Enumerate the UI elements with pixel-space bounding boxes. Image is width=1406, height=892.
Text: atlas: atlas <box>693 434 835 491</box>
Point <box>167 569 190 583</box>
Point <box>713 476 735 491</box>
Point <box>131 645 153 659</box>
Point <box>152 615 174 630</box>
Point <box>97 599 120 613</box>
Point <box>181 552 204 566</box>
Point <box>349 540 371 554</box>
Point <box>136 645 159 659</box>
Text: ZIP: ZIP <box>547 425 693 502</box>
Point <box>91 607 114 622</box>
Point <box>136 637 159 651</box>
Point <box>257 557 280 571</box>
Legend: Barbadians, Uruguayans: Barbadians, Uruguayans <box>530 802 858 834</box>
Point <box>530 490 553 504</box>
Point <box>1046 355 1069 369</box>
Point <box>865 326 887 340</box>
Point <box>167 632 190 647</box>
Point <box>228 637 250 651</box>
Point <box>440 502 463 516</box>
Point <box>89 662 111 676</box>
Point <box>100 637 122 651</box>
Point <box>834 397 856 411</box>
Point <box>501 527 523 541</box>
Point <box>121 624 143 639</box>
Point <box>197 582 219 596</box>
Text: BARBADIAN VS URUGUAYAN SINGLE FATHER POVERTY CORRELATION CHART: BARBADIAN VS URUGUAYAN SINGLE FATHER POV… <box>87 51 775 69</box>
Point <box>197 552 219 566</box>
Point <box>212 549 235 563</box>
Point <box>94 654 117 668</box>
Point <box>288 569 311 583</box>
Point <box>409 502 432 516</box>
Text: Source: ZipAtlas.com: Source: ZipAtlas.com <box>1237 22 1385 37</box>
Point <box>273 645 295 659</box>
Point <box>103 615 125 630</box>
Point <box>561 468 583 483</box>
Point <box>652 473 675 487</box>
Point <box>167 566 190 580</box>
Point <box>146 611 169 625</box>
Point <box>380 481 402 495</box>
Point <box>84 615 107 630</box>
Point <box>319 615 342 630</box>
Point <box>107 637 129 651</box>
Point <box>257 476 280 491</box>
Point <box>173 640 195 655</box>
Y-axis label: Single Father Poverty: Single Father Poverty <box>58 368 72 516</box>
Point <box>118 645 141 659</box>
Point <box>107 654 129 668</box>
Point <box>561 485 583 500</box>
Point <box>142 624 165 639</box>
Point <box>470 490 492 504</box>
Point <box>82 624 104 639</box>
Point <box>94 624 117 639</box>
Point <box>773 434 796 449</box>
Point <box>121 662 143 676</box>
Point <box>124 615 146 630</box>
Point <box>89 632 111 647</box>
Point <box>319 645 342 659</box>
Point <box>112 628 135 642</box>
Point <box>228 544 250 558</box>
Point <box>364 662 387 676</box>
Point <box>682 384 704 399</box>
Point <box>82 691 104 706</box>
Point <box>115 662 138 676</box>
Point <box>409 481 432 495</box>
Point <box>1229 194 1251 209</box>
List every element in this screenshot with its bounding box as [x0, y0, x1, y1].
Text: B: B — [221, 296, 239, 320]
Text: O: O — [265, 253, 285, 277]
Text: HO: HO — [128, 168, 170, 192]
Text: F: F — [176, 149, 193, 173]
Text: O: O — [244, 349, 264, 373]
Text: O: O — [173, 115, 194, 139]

━━━━━━

## Problem description
Return every row above verbatim, in the same order, with nothing added or changed.

## Result below
Enumerate the UI elements with pixel-space bounding boxes. Image is width=1406, height=892.
Text: atlas: atlas <box>693 434 835 491</box>
Point <box>167 569 190 583</box>
Point <box>713 476 735 491</box>
Point <box>131 645 153 659</box>
Point <box>152 615 174 630</box>
Point <box>97 599 120 613</box>
Point <box>181 552 204 566</box>
Point <box>349 540 371 554</box>
Point <box>136 645 159 659</box>
Text: ZIP: ZIP <box>547 425 693 502</box>
Point <box>91 607 114 622</box>
Point <box>136 637 159 651</box>
Point <box>257 557 280 571</box>
Legend: Barbadians, Uruguayans: Barbadians, Uruguayans <box>530 802 858 834</box>
Point <box>530 490 553 504</box>
Point <box>1046 355 1069 369</box>
Point <box>865 326 887 340</box>
Point <box>167 632 190 647</box>
Point <box>228 637 250 651</box>
Point <box>440 502 463 516</box>
Point <box>89 662 111 676</box>
Point <box>100 637 122 651</box>
Point <box>834 397 856 411</box>
Point <box>501 527 523 541</box>
Point <box>121 624 143 639</box>
Point <box>197 582 219 596</box>
Text: BARBADIAN VS URUGUAYAN SINGLE FATHER POVERTY CORRELATION CHART: BARBADIAN VS URUGUAYAN SINGLE FATHER POV… <box>87 51 775 69</box>
Point <box>197 552 219 566</box>
Point <box>212 549 235 563</box>
Point <box>94 654 117 668</box>
Point <box>288 569 311 583</box>
Point <box>409 502 432 516</box>
Text: Source: ZipAtlas.com: Source: ZipAtlas.com <box>1237 22 1385 37</box>
Point <box>273 645 295 659</box>
Point <box>103 615 125 630</box>
Point <box>561 468 583 483</box>
Point <box>652 473 675 487</box>
Point <box>167 566 190 580</box>
Point <box>146 611 169 625</box>
Point <box>380 481 402 495</box>
Point <box>84 615 107 630</box>
Point <box>319 615 342 630</box>
Point <box>107 637 129 651</box>
Point <box>257 476 280 491</box>
Point <box>173 640 195 655</box>
Y-axis label: Single Father Poverty: Single Father Poverty <box>58 368 72 516</box>
Point <box>118 645 141 659</box>
Point <box>107 654 129 668</box>
Point <box>561 485 583 500</box>
Point <box>142 624 165 639</box>
Point <box>470 490 492 504</box>
Point <box>82 624 104 639</box>
Point <box>94 624 117 639</box>
Point <box>773 434 796 449</box>
Point <box>121 662 143 676</box>
Point <box>124 615 146 630</box>
Point <box>89 632 111 647</box>
Point <box>319 645 342 659</box>
Point <box>112 628 135 642</box>
Point <box>228 544 250 558</box>
Point <box>364 662 387 676</box>
Point <box>682 384 704 399</box>
Point <box>82 691 104 706</box>
Point <box>115 662 138 676</box>
Point <box>409 481 432 495</box>
Point <box>1229 194 1251 209</box>
List every element in this screenshot with its bounding box as [x0, y0, x1, y1].
Text: B: B — [221, 296, 239, 320]
Text: O: O — [265, 253, 285, 277]
Text: HO: HO — [128, 168, 170, 192]
Text: F: F — [176, 149, 193, 173]
Text: O: O — [244, 349, 264, 373]
Text: O: O — [173, 115, 194, 139]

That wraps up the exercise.